What is needed.
Using the listing below, report all lines holding the word "окно".

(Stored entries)

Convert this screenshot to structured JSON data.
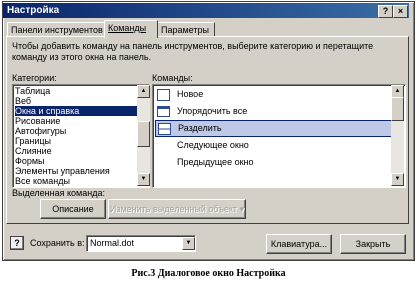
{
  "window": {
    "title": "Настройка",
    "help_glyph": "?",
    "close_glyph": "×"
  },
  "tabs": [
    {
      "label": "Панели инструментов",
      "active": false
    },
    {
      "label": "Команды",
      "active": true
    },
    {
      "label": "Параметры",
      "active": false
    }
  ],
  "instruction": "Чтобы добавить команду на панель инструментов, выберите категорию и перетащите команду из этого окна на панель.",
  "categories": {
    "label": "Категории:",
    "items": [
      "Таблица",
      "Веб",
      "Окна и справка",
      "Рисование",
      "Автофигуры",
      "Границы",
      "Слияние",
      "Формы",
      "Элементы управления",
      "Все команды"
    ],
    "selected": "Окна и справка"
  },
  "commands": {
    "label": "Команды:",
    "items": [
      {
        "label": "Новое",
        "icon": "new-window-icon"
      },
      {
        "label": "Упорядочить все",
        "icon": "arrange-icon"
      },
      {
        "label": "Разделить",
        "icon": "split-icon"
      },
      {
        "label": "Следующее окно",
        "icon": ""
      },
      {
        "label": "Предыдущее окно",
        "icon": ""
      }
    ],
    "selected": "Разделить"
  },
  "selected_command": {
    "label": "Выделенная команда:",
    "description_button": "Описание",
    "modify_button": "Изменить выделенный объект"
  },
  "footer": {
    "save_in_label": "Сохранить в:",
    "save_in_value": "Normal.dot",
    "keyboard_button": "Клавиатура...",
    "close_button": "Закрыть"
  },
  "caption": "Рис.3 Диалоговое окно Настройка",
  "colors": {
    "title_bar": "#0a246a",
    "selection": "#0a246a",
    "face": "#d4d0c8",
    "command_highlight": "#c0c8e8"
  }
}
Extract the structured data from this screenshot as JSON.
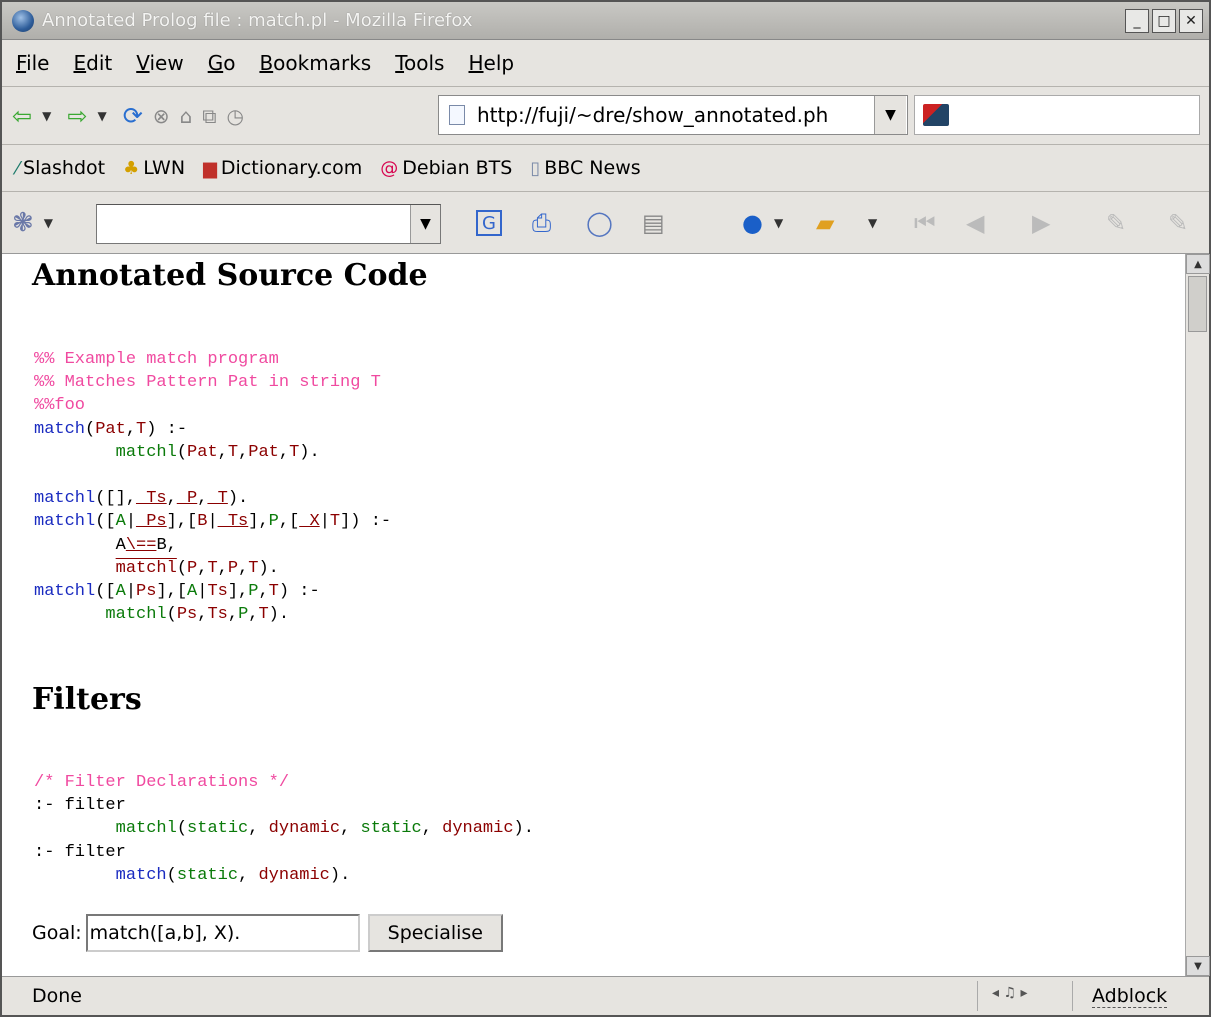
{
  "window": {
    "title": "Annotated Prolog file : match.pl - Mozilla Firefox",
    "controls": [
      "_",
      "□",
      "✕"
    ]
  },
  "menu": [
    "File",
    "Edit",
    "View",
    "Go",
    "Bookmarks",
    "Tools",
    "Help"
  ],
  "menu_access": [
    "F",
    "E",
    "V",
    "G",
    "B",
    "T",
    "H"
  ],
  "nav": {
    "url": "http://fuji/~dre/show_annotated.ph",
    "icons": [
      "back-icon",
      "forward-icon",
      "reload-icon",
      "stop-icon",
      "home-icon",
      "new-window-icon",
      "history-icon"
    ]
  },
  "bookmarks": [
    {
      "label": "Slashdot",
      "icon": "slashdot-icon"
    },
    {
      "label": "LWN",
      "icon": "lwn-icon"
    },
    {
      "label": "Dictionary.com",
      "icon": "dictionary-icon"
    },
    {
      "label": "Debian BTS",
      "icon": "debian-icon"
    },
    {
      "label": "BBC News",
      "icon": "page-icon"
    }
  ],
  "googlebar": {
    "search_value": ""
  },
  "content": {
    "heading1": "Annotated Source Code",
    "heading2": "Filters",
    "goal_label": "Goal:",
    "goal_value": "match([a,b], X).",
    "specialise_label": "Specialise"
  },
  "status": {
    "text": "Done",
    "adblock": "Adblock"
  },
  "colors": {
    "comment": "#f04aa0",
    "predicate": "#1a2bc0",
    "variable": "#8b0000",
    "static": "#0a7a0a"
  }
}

The output.
        "label": "Следующее окно",
        "label": "Предыдущее окно",
  "caption": "Рис.3 Диалоговое окно Настройка",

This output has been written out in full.